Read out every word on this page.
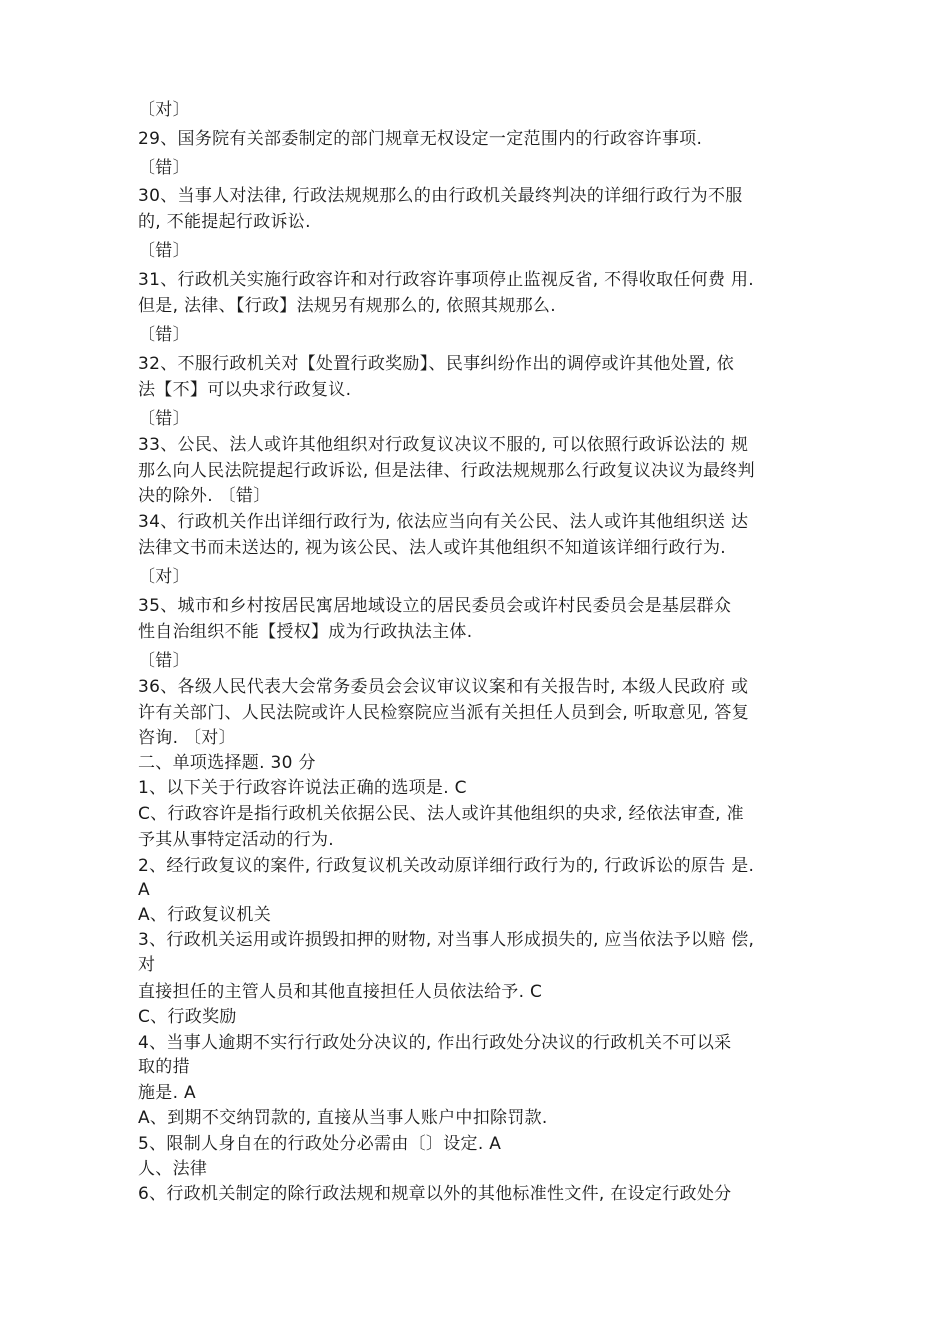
〔对〕
29、国务院有关部委制定的部门规章无权设定一定范围内的行政容许事项.
〔错〕
30、当事人对法律, 行政法规规那么的由行政机关最终判决的详细行政行为不服
的, 不能提起行政诉讼.
〔错〕
31、行政机关实施行政容许和对行政容许事项停止监视反省, 不得收取任何费 用.
但是, 法律、【行政】法规另有规那么的, 依照其规那么.
〔错〕
32、不服行政机关对【处置行政奖励】、民事纠纷作出的调停或许其他处置, 依
法【不】可以央求行政复议.
〔错〕
33、公民、法人或许其他组织对行政复议决议不服的, 可以依照行政诉讼法的 规
那么向人民法院提起行政诉讼, 但是法律、行政法规规那么行政复议决议为最终判
决的除外. 〔错〕
34、行政机关作出详细行政行为, 依法应当向有关公民、法人或许其他组织送 达
法律文书而未送达的, 视为该公民、法人或许其他组织不知道该详细行政行为.
〔对〕
35、城市和乡村按居民寓居地域设立的居民委员会或许村民委员会是基层群众
性自治组织不能【授权】成为行政执法主体.
〔错〕
36、各级人民代表大会常务委员会会议审议议案和有关报告时, 本级人民政府 或
许有关部门、人民法院或许人民检察院应当派有关担任人员到会, 听取意见, 答复
咨询. 〔对〕
二、单项选择题. 30 分
1、以下关于行政容许说法正确的选项是. C
C、行政容许是指行政机关依据公民、法人或许其他组织的央求, 经依法审查, 准
予其从事特定活动的行为.
2、经行政复议的案件, 行政复议机关改动原详细行政行为的, 行政诉讼的原告 是.
A
A、行政复议机关
3、行政机关运用或许损毁扣押的财物, 对当事人形成损失的, 应当依法予以赔 偿,
对
直接担任的主管人员和其他直接担任人员依法给予. C
C、行政奖励
4、当事人逾期不实行行政处分决议的, 作出行政处分决议的行政机关不可以采
取的措
施是. A
A、到期不交纳罚款的, 直接从当事人账户中扣除罚款.
5、限制人身自在的行政处分必需由〔〕设定. A
人、法律
6、行政机关制定的除行政法规和规章以外的其他标准性文件, 在设定行政处分
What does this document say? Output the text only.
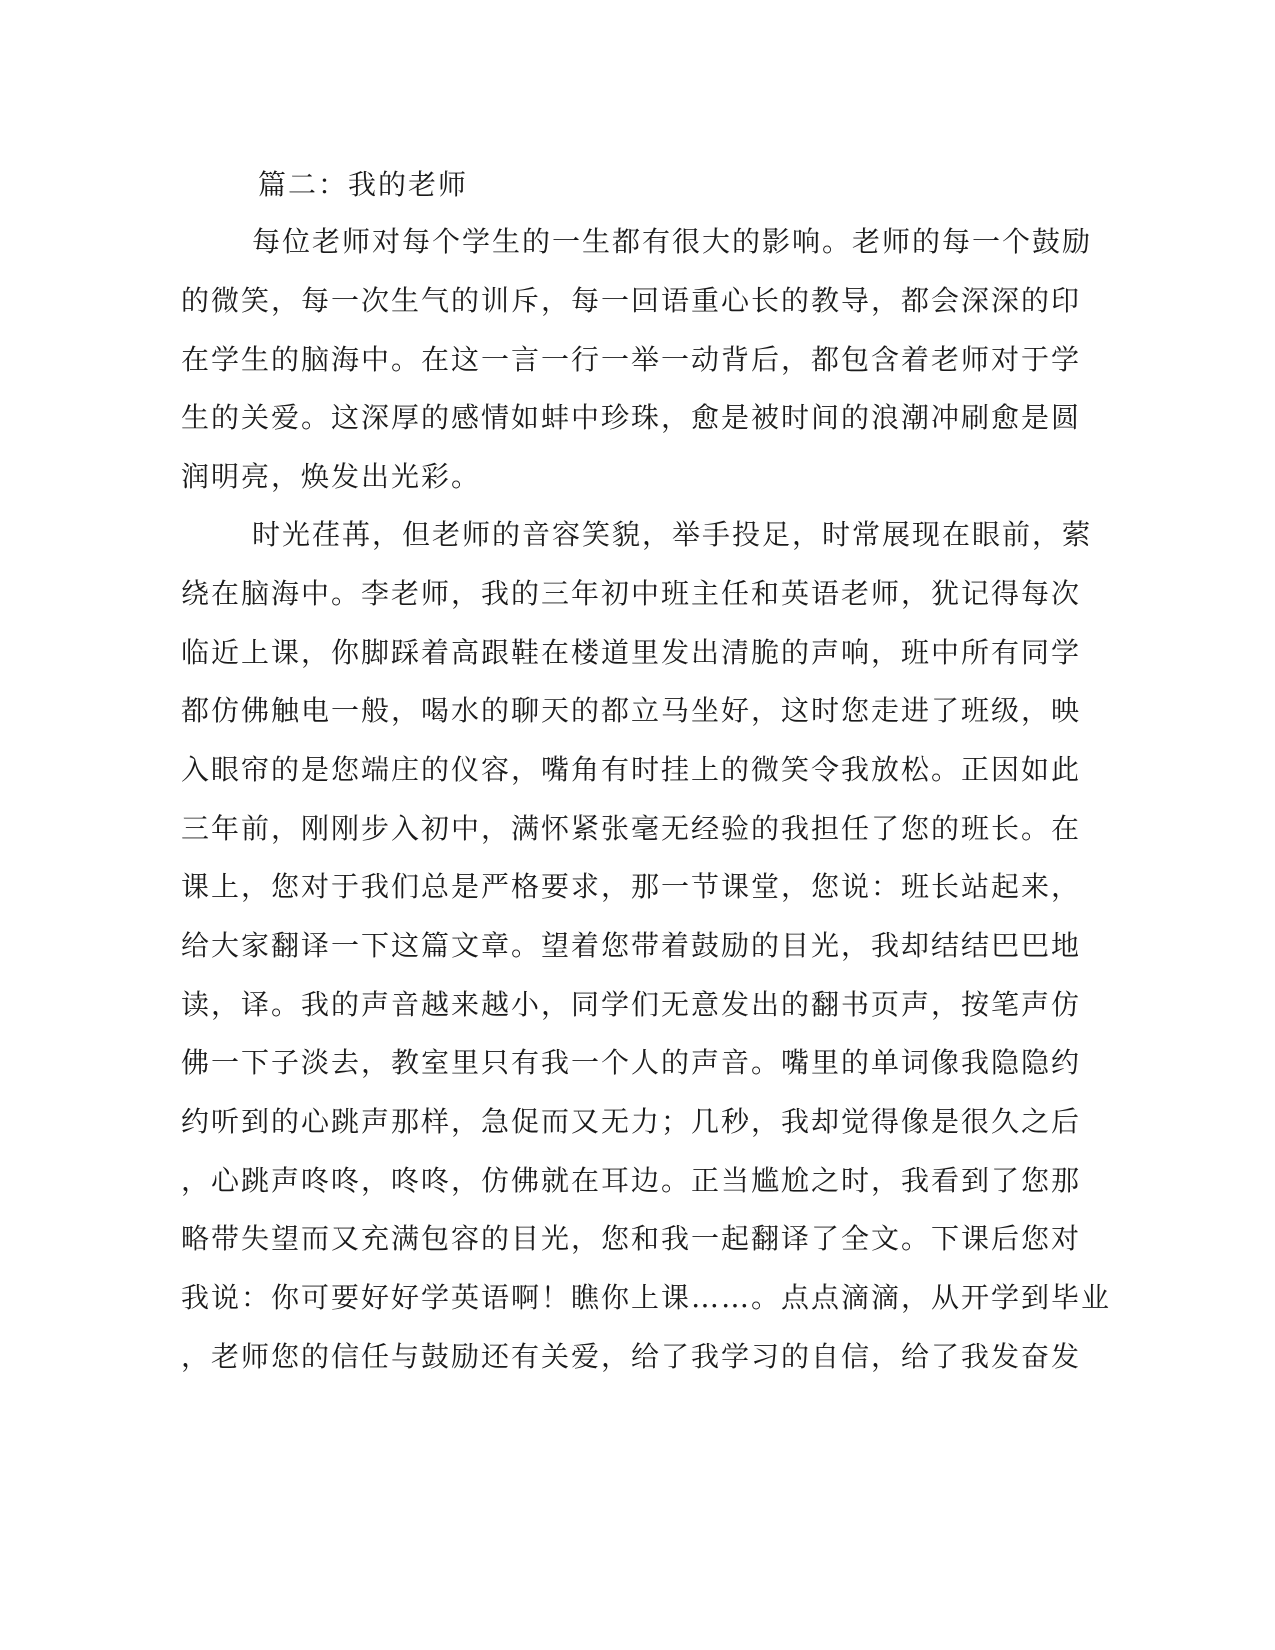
篇二：我的老师
每位老师对每个学生的一生都有很大的影响。老师的每一个鼓励
的微笑，每一次生气的训斥，每一回语重心长的教导，都会深深的印
在学生的脑海中。在这一言一行一举一动背后，都包含着老师对于学
生的关爱。这深厚的感情如蚌中珍珠，愈是被时间的浪潮冲刷愈是圆
润明亮，焕发出光彩。
时光荏苒，但老师的音容笑貌，举手投足，时常展现在眼前，萦
绕在脑海中。李老师，我的三年初中班主任和英语老师，犹记得每次
临近上课，你脚踩着高跟鞋在楼道里发出清脆的声响，班中所有同学
都仿佛触电一般，喝水的聊天的都立马坐好，这时您走进了班级，映
入眼帘的是您端庄的仪容，嘴角有时挂上的微笑令我放松。正因如此
三年前，刚刚步入初中，满怀紧张毫无经验的我担任了您的班长。在
课上，您对于我们总是严格要求，那一节课堂，您说：班长站起来，
给大家翻译一下这篇文章。望着您带着鼓励的目光，我却结结巴巴地
读，译。我的声音越来越小，同学们无意发出的翻书页声，按笔声仿
佛一下子淡去，教室里只有我一个人的声音。嘴里的单词像我隐隐约
约听到的心跳声那样，急促而又无力；几秒，我却觉得像是很久之后
，心跳声咚咚，咚咚，仿佛就在耳边。正当尴尬之时，我看到了您那
略带失望而又充满包容的目光，您和我一起翻译了全文。下课后您对
我说：你可要好好学英语啊！瞧你上课……。点点滴滴，从开学到毕业
，老师您的信任与鼓励还有关爱，给了我学习的自信，给了我发奋发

———

Copy the data exactly. Any picture it contains is to be omitted.

Read out every word on this page.
〔对〕
29、国务院有关部委制定的部门规章无权设定一定范围内的行政容许事项.
〔错〕
30、当事人对法律, 行政法规规那么的由行政机关最终判决的详细行政行为不服
的, 不能提起行政诉讼.
〔错〕
31、行政机关实施行政容许和对行政容许事项停止监视反省, 不得收取任何费 用.
但是, 法律、【行政】法规另有规那么的, 依照其规那么.
〔错〕
32、不服行政机关对【处置行政奖励】、民事纠纷作出的调停或许其他处置, 依
法【不】可以央求行政复议.
〔错〕
33、公民、法人或许其他组织对行政复议决议不服的, 可以依照行政诉讼法的 规
那么向人民法院提起行政诉讼, 但是法律、行政法规规那么行政复议决议为最终判
决的除外. 〔错〕
34、行政机关作出详细行政行为, 依法应当向有关公民、法人或许其他组织送 达
法律文书而未送达的, 视为该公民、法人或许其他组织不知道该详细行政行为.
〔对〕
35、城市和乡村按居民寓居地域设立的居民委员会或许村民委员会是基层群众
性自治组织不能【授权】成为行政执法主体.
〔错〕
36、各级人民代表大会常务委员会会议审议议案和有关报告时, 本级人民政府 或
许有关部门、人民法院或许人民检察院应当派有关担任人员到会, 听取意见, 答复
咨询. 〔对〕
二、单项选择题. 30 分
1、以下关于行政容许说法正确的选项是. C
C、行政容许是指行政机关依据公民、法人或许其他组织的央求, 经依法审查, 准
予其从事特定活动的行为.
2、经行政复议的案件, 行政复议机关改动原详细行政行为的, 行政诉讼的原告 是.
A
A、行政复议机关
3、行政机关运用或许损毁扣押的财物, 对当事人形成损失的, 应当依法予以赔 偿,
对
直接担任的主管人员和其他直接担任人员依法给予. C
C、行政奖励
4、当事人逾期不实行行政处分决议的, 作出行政处分决议的行政机关不可以采
取的措
施是. A
A、到期不交纳罚款的, 直接从当事人账户中扣除罚款.
5、限制人身自在的行政处分必需由〔〕设定. A
人、法律
6、行政机关制定的除行政法规和规章以外的其他标准性文件, 在设定行政处分
What does this document say? Output the text only.
篇二：我的老师
每位老师对每个学生的一生都有很大的影响。老师的每一个鼓励
的微笑，每一次生气的训斥，每一回语重心长的教导，都会深深的印
在学生的脑海中。在这一言一行一举一动背后，都包含着老师对于学
生的关爱。这深厚的感情如蚌中珍珠，愈是被时间的浪潮冲刷愈是圆
润明亮，焕发出光彩。
时光荏苒，但老师的音容笑貌，举手投足，时常展现在眼前，萦
绕在脑海中。李老师，我的三年初中班主任和英语老师，犹记得每次
临近上课，你脚踩着高跟鞋在楼道里发出清脆的声响，班中所有同学
都仿佛触电一般，喝水的聊天的都立马坐好，这时您走进了班级，映
入眼帘的是您端庄的仪容，嘴角有时挂上的微笑令我放松。正因如此
三年前，刚刚步入初中，满怀紧张毫无经验的我担任了您的班长。在
课上，您对于我们总是严格要求，那一节课堂，您说：班长站起来，
给大家翻译一下这篇文章。望着您带着鼓励的目光，我却结结巴巴地
读，译。我的声音越来越小，同学们无意发出的翻书页声，按笔声仿
佛一下子淡去，教室里只有我一个人的声音。嘴里的单词像我隐隐约
约听到的心跳声那样，急促而又无力；几秒，我却觉得像是很久之后
，心跳声咚咚，咚咚，仿佛就在耳边。正当尴尬之时，我看到了您那
略带失望而又充满包容的目光，您和我一起翻译了全文。下课后您对
我说：你可要好好学英语啊！瞧你上课……。点点滴滴，从开学到毕业
，老师您的信任与鼓励还有关爱，给了我学习的自信，给了我发奋发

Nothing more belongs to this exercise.